● **Texto para leitura**
* * * *
O “Festival de Inverno de Música Erudita, Artes Cênicas e Visuais de Ouro Preto e Mariana” é um importante espaço aberto para evidenciar o debate das questões patrimoniais e culturais das cidades históricas de Ouro Preto e Mariana. Mais conhecido como “Festival de Inverno de Ouro Preto e Mariana – Fórum das Artes” congrega uma série de atividades propostas pelas curadorias nas áreas da música, literatura, patrimônios cultural e natural e nas artes cênicas, plásticas e visuais. Este encontro da cultura popular e acadêmica, que ocorre há quase 50 anos, foi retomado em 2004 pela Universidade Federal de Ouro Preto em parceria com a Fundação Educativa de Rádio e Televisão Ouro Preto e as prefeituras dos municípios de Ouro Preto e Mariana.

Focado na visão da extensão universitária, o Festival tem uma preocupação especial com as comunidades locais. Compreendido como uma forma de concretização das manifestações culturais, abre à população e a visitantes diversas possibilidades de encontro, descobertas, conhecimento e intercâmbio, tendo como pano de fundo os patrimônios material e imaterial. Para o ano de 2010, o eixo temático escolhido por meio de uma consulta popular é “as múltiplas cores da arte” tendo como principal homenageado “Mestre Ataíde”. No período de 8 a 25 de julho, filmes, peças teatrais, oficinas, shows e espetáculos vão formar um panótipo das práticas artísticas realizadas nas diversas regiões brasileiras e também de outras partes do mundo.
* * * *
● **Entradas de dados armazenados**

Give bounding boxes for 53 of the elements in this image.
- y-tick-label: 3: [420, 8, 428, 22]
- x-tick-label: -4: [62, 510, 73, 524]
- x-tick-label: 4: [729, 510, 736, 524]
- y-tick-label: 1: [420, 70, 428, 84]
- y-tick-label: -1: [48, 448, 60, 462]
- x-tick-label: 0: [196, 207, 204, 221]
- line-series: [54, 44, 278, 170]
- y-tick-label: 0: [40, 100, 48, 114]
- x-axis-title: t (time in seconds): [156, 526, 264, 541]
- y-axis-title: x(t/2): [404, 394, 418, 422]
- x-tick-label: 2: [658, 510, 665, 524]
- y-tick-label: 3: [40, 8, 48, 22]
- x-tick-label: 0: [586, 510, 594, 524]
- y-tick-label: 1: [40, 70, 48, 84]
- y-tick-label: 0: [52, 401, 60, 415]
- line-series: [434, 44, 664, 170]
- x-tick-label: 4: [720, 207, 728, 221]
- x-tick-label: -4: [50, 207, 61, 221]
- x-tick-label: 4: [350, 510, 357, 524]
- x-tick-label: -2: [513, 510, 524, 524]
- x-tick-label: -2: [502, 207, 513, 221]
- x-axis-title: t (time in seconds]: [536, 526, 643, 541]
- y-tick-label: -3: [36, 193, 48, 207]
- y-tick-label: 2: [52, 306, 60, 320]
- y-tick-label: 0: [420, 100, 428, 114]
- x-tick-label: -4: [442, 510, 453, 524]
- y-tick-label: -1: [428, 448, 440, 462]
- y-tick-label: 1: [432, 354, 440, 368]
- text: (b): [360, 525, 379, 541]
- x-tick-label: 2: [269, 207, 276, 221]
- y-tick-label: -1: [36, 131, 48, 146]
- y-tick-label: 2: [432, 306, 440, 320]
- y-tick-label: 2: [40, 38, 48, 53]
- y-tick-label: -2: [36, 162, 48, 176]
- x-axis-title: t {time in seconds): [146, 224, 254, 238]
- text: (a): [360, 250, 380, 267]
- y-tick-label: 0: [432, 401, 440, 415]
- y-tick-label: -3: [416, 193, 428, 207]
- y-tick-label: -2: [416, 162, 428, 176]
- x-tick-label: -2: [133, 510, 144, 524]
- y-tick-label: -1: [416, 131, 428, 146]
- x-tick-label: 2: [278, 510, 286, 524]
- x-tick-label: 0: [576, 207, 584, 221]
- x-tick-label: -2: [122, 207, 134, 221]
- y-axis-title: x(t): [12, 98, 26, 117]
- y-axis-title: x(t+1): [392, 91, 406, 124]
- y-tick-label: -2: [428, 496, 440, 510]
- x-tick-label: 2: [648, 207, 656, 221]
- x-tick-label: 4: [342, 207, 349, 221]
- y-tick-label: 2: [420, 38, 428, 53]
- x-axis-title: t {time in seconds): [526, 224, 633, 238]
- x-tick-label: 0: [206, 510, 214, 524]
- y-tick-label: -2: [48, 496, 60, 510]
* * * *
● **Suas instruções**
Reproduza, sem nenhuma alteração, o trecho do texto sobre o Festival de Inverno de Ouro Preto e Mariana que vai de "Focado na visão" até "partes do mundo.". A listagem não tem relação com o texto sobre o Festival de Inverno de Ouro Preto e Mariana.

● **Resultado do exercício**
Focado na visão da extensão universitária, o Festival tem uma preocupação especial com as comunidades locais. Compreendido como uma forma de concretização das manifestações culturais, abre à população e a visitantes diversas possibilidades de encontro, descobertas, conhecimento e intercâmbio, tendo como pano de fundo os patrimônios material e imaterial. Para o ano de 2010, o eixo temático escolhido por meio de uma consulta popular é “as múltiplas cores da arte” tendo como principal homenageado “Mestre Ataíde”. No período de 8 a 25 de julho, filmes, peças teatrais, oficinas, shows e espetáculos vão formar um panótipo das práticas artísticas realizadas nas diversas regiões brasileiras e também de outras partes do mundo.